WHAT IS ASKED: Your answer should be only a number: how many lines include the word "label".

ENTRIES PROVIDED:
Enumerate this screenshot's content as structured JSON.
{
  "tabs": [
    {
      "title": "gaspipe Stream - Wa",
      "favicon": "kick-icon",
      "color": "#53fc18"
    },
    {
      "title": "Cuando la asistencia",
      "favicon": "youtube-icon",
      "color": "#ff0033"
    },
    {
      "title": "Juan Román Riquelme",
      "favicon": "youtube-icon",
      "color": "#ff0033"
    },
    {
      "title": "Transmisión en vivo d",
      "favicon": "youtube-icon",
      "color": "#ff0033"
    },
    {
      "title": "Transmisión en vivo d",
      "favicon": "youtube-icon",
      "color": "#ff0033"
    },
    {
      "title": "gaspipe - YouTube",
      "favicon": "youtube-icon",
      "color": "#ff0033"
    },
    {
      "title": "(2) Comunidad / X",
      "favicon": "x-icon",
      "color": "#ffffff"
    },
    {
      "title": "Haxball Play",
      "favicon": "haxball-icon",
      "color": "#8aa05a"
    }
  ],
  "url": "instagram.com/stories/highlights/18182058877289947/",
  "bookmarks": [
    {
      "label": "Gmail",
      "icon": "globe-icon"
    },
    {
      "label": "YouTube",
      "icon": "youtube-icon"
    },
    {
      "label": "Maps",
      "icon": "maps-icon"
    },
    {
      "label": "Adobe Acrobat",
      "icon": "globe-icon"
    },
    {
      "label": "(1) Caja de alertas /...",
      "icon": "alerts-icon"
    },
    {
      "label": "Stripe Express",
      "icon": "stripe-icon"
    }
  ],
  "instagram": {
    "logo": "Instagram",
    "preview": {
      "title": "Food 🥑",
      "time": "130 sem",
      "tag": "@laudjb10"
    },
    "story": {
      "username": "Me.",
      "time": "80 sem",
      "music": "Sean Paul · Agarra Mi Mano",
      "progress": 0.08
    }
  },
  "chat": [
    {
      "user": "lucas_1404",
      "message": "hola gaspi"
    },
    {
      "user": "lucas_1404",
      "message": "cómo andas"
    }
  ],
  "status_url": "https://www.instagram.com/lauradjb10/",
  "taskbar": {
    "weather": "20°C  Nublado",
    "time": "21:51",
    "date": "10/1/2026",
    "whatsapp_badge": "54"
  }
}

FULL RESPONSE: 6